::: Records to process

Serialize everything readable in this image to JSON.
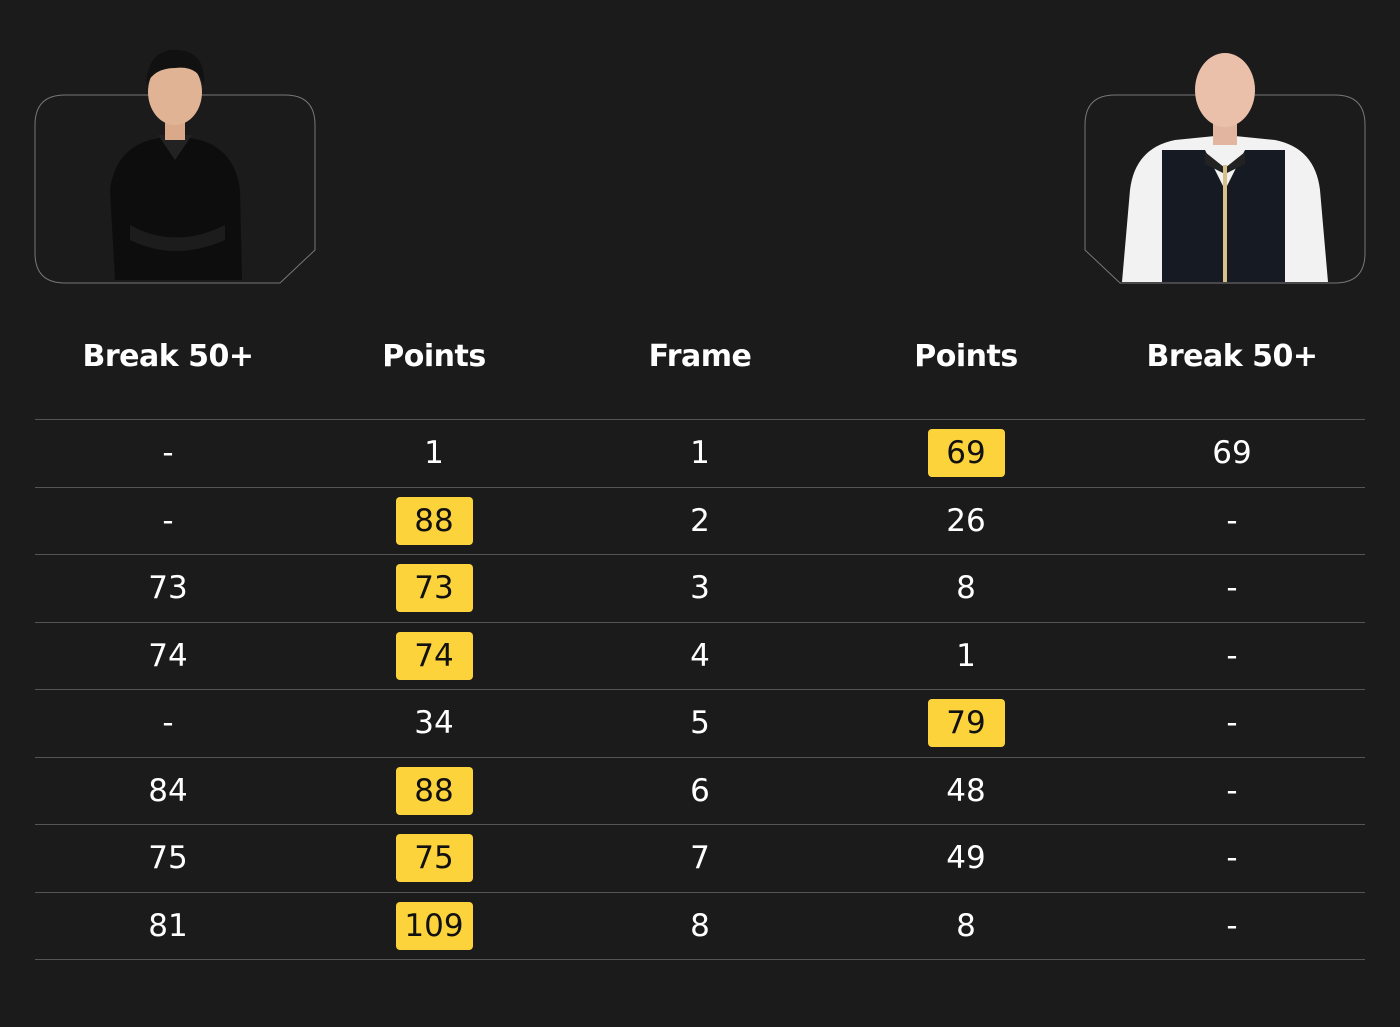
{
  "colors": {
    "background": "#1b1b1b",
    "highlight": "#fdd33c",
    "divider": "#555555"
  },
  "players": [
    {
      "side": "left",
      "image": "player-photo-left"
    },
    {
      "side": "right",
      "image": "player-photo-right"
    }
  ],
  "header": {
    "columns": [
      "Break 50+",
      "Points",
      "Frame",
      "Points",
      "Break 50+"
    ]
  },
  "rows": [
    {
      "break_left": "-",
      "points_left": "1",
      "frame": "1",
      "points_right": "69",
      "break_right": "69",
      "winner": "right"
    },
    {
      "break_left": "-",
      "points_left": "88",
      "frame": "2",
      "points_right": "26",
      "break_right": "-",
      "winner": "left"
    },
    {
      "break_left": "73",
      "points_left": "73",
      "frame": "3",
      "points_right": "8",
      "break_right": "-",
      "winner": "left"
    },
    {
      "break_left": "74",
      "points_left": "74",
      "frame": "4",
      "points_right": "1",
      "break_right": "-",
      "winner": "left"
    },
    {
      "break_left": "-",
      "points_left": "34",
      "frame": "5",
      "points_right": "79",
      "break_right": "-",
      "winner": "right"
    },
    {
      "break_left": "84",
      "points_left": "88",
      "frame": "6",
      "points_right": "48",
      "break_right": "-",
      "winner": "left"
    },
    {
      "break_left": "75",
      "points_left": "75",
      "frame": "7",
      "points_right": "49",
      "break_right": "-",
      "winner": "left"
    },
    {
      "break_left": "81",
      "points_left": "109",
      "frame": "8",
      "points_right": "8",
      "break_right": "-",
      "winner": "left"
    }
  ]
}
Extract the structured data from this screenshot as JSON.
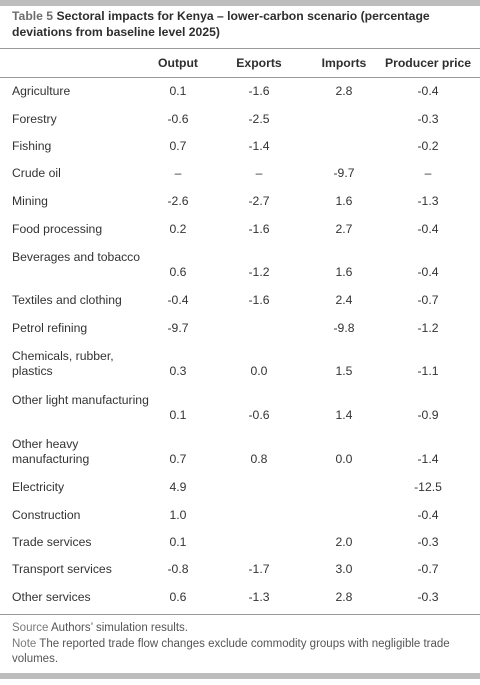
{
  "table": {
    "label": "Table 5",
    "title": "Sectoral impacts for Kenya – lower-carbon scenario (percentage deviations from baseline level 2025)",
    "columns": [
      "Output",
      "Exports",
      "Imports",
      "Producer price"
    ],
    "rows": [
      {
        "sector": "Agriculture",
        "output": "0.1",
        "exports": "-1.6",
        "imports": "2.8",
        "price": "-0.4"
      },
      {
        "sector": "Forestry",
        "output": "-0.6",
        "exports": "-2.5",
        "imports": "",
        "price": "-0.3"
      },
      {
        "sector": "Fishing",
        "output": "0.7",
        "exports": "-1.4",
        "imports": "",
        "price": "-0.2"
      },
      {
        "sector": "Crude oil",
        "output": "–",
        "exports": "–",
        "imports": "-9.7",
        "price": "–"
      },
      {
        "sector": "Mining",
        "output": "-2.6",
        "exports": "-2.7",
        "imports": "1.6",
        "price": "-1.3"
      },
      {
        "sector": "Food processing",
        "output": "0.2",
        "exports": "-1.6",
        "imports": "2.7",
        "price": "-0.4"
      },
      {
        "sector": "Beverages and tobacco",
        "output": "0.6",
        "exports": "-1.2",
        "imports": "1.6",
        "price": "-0.4"
      },
      {
        "sector": "Textiles and clothing",
        "output": "-0.4",
        "exports": "-1.6",
        "imports": "2.4",
        "price": "-0.7"
      },
      {
        "sector": "Petrol refining",
        "output": "-9.7",
        "exports": "",
        "imports": "-9.8",
        "price": "-1.2"
      },
      {
        "sector": "Chemicals, rubber, plastics",
        "output": "0.3",
        "exports": "0.0",
        "imports": "1.5",
        "price": "-1.1"
      },
      {
        "sector": "Other light manufacturing",
        "output": "0.1",
        "exports": "-0.6",
        "imports": "1.4",
        "price": "-0.9"
      },
      {
        "sector": "Other heavy manufacturing",
        "output": "0.7",
        "exports": "0.8",
        "imports": "0.0",
        "price": "-1.4"
      },
      {
        "sector": "Electricity",
        "output": "4.9",
        "exports": "",
        "imports": "",
        "price": "-12.5"
      },
      {
        "sector": "Construction",
        "output": "1.0",
        "exports": "",
        "imports": "",
        "price": "-0.4"
      },
      {
        "sector": "Trade services",
        "output": "0.1",
        "exports": "",
        "imports": "2.0",
        "price": "-0.3"
      },
      {
        "sector": "Transport services",
        "output": "-0.8",
        "exports": "-1.7",
        "imports": "3.0",
        "price": "-0.7"
      },
      {
        "sector": "Other services",
        "output": "0.6",
        "exports": "-1.3",
        "imports": "2.8",
        "price": "-0.3"
      }
    ]
  },
  "footnotes": {
    "source_label": "Source",
    "source_text": "Authors’ simulation results.",
    "note_label": "Note",
    "note_text": "The reported trade flow changes exclude commodity groups with negligible trade volumes."
  }
}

::::::

Work required » Look over the listing. Pull out every line with the string "services" in it.

Response »
        "sector": "Trade services",
        "sector": "Transport services",
        "sector": "Other services",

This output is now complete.